Exercise description →
Copy the records from the beginning up to and including the line with "brush-thumbnail[interactable]: [838, 379, 873, 411]", swapping "minimize-button" for "close-button" and leaving everything else unchanged.

Records from a dataset:
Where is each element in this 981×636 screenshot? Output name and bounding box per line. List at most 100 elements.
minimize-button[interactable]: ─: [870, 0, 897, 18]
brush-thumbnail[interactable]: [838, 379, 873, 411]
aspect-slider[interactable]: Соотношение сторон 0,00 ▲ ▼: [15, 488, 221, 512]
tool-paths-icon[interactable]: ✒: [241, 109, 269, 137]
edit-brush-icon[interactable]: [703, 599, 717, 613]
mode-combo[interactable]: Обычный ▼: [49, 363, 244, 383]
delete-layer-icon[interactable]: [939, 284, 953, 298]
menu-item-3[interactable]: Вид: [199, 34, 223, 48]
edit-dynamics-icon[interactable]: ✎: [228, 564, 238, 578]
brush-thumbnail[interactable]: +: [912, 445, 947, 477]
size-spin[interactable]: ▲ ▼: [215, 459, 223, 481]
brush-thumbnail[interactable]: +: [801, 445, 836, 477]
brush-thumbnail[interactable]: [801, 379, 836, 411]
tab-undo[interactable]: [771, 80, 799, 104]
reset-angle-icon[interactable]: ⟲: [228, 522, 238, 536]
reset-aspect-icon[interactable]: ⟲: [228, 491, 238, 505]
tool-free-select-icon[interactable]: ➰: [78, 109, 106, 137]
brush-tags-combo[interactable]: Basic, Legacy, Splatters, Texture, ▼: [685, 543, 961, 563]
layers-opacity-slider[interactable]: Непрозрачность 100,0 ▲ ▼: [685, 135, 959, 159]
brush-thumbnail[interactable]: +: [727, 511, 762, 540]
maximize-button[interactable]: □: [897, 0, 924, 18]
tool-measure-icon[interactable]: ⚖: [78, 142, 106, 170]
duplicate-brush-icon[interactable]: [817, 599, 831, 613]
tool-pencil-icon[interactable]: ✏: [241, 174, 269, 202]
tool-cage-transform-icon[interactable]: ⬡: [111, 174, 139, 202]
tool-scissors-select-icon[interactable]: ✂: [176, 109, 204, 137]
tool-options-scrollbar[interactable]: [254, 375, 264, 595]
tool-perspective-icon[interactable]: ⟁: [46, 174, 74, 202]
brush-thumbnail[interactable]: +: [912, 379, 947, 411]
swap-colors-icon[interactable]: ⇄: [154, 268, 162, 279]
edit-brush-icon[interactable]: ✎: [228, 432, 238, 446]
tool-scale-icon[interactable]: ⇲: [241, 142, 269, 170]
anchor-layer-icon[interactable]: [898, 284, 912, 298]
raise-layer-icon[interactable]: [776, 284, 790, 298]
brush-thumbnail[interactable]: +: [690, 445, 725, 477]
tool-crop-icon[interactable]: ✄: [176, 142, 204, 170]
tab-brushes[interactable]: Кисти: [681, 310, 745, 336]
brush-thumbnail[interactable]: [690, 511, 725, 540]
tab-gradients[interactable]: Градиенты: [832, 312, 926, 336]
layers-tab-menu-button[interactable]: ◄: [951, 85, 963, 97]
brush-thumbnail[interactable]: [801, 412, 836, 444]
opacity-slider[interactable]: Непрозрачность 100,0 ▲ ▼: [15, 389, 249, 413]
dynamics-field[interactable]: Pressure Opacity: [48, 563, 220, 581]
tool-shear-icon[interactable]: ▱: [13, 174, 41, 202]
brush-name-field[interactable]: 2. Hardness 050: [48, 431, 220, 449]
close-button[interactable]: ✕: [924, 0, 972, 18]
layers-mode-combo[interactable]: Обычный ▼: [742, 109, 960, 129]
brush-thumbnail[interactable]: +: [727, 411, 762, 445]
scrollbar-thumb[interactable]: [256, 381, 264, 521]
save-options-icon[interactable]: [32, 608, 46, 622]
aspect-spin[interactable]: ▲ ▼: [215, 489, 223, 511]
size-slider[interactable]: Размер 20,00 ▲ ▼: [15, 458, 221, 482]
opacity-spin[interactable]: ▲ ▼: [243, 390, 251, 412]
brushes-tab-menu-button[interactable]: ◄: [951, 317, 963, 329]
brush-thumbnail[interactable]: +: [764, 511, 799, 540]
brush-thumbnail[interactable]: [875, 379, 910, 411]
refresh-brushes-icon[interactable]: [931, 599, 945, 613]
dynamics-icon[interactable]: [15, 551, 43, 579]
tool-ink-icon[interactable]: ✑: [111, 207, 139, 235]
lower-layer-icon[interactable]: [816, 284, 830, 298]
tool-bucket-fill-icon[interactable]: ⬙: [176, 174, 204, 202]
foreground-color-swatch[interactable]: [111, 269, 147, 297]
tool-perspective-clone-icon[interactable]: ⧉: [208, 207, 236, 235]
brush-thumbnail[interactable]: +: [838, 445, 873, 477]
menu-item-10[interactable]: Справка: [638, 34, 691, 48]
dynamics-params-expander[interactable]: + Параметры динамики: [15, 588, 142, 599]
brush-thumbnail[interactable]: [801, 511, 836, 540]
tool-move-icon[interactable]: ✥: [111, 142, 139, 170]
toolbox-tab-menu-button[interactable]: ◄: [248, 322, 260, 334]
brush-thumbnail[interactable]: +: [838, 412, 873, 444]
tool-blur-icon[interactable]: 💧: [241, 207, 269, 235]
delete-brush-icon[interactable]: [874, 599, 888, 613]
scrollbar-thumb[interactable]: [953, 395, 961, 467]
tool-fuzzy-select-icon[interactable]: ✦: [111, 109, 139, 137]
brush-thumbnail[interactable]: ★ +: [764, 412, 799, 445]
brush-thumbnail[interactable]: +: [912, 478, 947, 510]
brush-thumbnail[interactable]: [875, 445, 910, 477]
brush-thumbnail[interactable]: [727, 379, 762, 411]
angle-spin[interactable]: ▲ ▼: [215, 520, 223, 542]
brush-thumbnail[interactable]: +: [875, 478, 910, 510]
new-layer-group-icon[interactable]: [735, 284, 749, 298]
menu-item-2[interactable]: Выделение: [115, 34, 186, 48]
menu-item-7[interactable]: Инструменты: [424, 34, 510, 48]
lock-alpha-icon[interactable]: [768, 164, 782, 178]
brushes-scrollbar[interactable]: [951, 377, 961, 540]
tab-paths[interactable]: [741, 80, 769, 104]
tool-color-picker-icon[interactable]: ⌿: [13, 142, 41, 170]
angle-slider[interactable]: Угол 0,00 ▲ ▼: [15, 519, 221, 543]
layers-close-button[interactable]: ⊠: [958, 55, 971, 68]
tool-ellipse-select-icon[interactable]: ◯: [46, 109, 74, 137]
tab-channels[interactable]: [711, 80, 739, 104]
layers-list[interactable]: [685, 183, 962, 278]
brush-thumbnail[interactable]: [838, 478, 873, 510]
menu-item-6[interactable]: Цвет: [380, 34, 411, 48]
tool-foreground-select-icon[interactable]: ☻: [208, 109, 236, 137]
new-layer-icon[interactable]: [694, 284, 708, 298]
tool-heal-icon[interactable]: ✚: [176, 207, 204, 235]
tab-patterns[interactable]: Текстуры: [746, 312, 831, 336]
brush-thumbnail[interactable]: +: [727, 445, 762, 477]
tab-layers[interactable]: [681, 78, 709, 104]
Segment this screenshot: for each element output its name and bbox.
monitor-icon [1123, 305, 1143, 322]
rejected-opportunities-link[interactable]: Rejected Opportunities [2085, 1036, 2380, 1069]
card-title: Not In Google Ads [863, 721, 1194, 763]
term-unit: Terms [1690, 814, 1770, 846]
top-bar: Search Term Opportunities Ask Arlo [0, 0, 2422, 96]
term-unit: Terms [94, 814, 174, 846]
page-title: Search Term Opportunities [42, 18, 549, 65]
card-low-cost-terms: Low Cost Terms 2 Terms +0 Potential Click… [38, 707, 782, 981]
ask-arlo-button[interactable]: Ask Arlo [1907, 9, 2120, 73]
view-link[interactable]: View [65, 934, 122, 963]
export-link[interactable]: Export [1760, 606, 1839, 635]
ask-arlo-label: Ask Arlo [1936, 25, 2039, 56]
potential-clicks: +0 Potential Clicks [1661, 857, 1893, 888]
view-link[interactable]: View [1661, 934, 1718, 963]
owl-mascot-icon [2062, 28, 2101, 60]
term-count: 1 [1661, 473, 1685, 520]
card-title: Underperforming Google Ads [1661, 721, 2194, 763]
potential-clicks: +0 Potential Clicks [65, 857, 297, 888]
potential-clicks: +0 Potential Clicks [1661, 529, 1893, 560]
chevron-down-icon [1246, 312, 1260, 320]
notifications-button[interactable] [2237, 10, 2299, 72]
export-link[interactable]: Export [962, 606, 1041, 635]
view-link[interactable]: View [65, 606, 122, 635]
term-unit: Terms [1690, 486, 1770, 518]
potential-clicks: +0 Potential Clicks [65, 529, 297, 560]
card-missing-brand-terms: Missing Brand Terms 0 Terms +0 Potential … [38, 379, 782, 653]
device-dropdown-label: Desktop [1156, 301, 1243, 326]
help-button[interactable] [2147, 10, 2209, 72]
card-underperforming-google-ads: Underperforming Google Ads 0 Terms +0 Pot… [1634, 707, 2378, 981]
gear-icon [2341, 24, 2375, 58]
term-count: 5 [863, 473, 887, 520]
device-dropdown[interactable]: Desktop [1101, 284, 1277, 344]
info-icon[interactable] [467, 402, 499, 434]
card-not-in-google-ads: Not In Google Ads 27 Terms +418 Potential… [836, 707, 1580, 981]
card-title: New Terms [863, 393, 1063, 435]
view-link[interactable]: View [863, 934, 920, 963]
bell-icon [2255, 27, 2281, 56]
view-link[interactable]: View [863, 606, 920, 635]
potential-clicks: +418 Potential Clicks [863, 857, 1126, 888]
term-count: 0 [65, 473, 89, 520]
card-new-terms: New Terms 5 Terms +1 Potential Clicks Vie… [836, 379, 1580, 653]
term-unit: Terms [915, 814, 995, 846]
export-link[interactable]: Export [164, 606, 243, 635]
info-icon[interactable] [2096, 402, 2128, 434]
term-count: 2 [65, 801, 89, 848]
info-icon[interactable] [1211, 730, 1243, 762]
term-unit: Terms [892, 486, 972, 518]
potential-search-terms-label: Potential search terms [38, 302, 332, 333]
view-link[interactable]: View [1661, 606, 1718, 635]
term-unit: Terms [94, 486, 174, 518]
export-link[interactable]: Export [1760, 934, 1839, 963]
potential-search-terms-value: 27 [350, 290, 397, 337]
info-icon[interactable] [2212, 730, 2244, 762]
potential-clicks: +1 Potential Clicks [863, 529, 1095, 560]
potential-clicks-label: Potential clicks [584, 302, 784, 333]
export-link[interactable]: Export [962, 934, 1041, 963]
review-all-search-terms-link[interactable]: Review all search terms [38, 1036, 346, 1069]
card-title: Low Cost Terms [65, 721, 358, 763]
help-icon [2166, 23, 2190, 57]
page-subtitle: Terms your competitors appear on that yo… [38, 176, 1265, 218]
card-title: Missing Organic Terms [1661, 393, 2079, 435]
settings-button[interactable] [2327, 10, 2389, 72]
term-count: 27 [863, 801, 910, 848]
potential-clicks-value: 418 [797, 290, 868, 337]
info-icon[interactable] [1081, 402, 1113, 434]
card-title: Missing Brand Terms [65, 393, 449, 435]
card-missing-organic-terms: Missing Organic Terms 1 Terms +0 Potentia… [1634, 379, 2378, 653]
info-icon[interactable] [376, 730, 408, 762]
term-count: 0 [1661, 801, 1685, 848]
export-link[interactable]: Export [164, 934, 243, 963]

Answer to this task →
Where is each element in this 981×636 screenshot? Output name and bounding box per line. List at most 100 elements.
close-button[interactable]: ─: [870, 0, 897, 18]
brush-thumbnail[interactable]: [838, 379, 873, 411]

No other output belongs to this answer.